### Problem requirements
Identify the lines containing the word "WYMAGANIACH". Copy each one.

(Items listed in a dataset)
--------

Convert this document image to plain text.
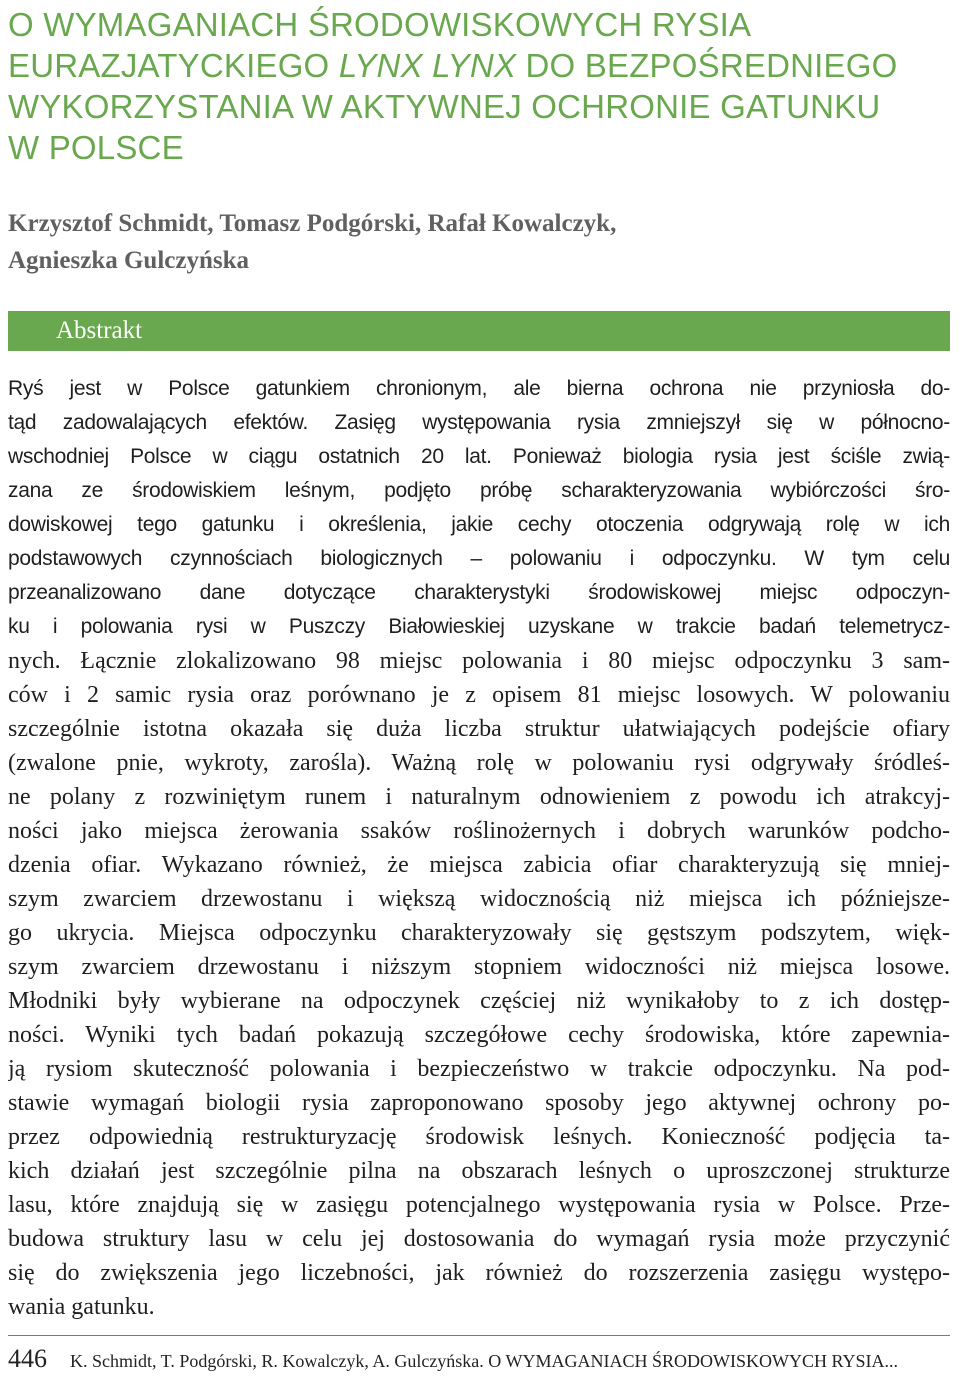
O WYMAGANIACH ŚRODOWISKOWYCH RYSIA
EURAZJATYCKIEGO LYNX LYNX DO BEZPOŚREDNIEGO
WYKORZYSTANIA W AKTYWNEJ OCHRONIE GATUNKU
W POLSCE
Krzysztof Schmidt, Tomasz Podgórski, Rafał Kowalczyk,
Agnieszka Gulczyńska
Abstrakt
Ryś jest w Polsce gatunkiem chronionym, ale bierna ochrona nie przyniosła do-
tąd zadowalających efektów. Zasięg występowania rysia zmniejszył się w północno-
wschodniej Polsce w ciągu ostatnich 20 lat. Ponieważ biologia rysia jest ściśle zwią-
zana ze środowiskiem leśnym, podjęto próbę scharakteryzowania wybiórczości śro-
dowiskowej tego gatunku i określenia, jakie cechy otoczenia odgrywają rolę w ich
podstawowych czynnościach biologicznych – polowaniu i odpoczynku. W tym celu
przeanalizowano dane dotyczące charakterystyki środowiskowej miejsc odpoczyn-
ku i polowania rysi w Puszczy Białowieskiej uzyskane w trakcie badań telemetrycz-
nych. Łącznie zlokalizowano 98 miejsc polowania i 80 miejsc odpoczynku 3 sam-
ców i 2 samic rysia oraz porównano je z opisem 81 miejsc losowych. W polowaniu
szczególnie istotna okazała się duża liczba struktur ułatwiających podejście ofiary
(zwalone pnie, wykroty, zarośla). Ważną rolę w polowaniu rysi odgrywały śródleś-
ne polany z rozwiniętym runem i naturalnym odnowieniem z powodu ich atrakcyj-
ności jako miejsca żerowania ssaków roślinożernych i dobrych warunków podcho-
dzenia ofiar. Wykazano również, że miejsca zabicia ofiar charakteryzują się mniej-
szym zwarciem drzewostanu i większą widocznością niż miejsca ich późniejsze-
go ukrycia. Miejsca odpoczynku charakteryzowały się gęstszym podszytem, więk-
szym zwarciem drzewostanu i niższym stopniem widoczności niż miejsca losowe.
Młodniki były wybierane na odpoczynek częściej niż wynikałoby to z ich dostęp-
ności. Wyniki tych badań pokazują szczegółowe cechy środowiska, które zapewnia-
ją rysiom skuteczność polowania i bezpieczeństwo w trakcie odpoczynku. Na pod-
stawie wymagań biologii rysia zaproponowano sposoby jego aktywnej ochrony po-
przez odpowiednią restrukturyzację środowisk leśnych. Konieczność podjęcia ta-
kich działań jest szczególnie pilna na obszarach leśnych o uproszczonej strukturze
lasu, które znajdują się w zasięgu potencjalnego występowania rysia w Polsce. Prze-
budowa struktury lasu w celu jej dostosowania do wymagań rysia może przyczynić
się do zwiększenia jego liczebności, jak również do rozszerzenia zasięgu występo-
wania gatunku.
446 K. Schmidt, T. Podgórski, R. Kowalczyk, A. Gulczyńska. O WYMAGANIACH ŚRODOWISKOWYCH RYSIA...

--------

### Complete output
O WYMAGANIACH ŚRODOWISKOWYCH RYSIA
446 K. Schmidt, T. Podgórski, R. Kowalczyk, A. Gulczyńska. O WYMAGANIACH ŚRODOWISKOWYCH RYSIA...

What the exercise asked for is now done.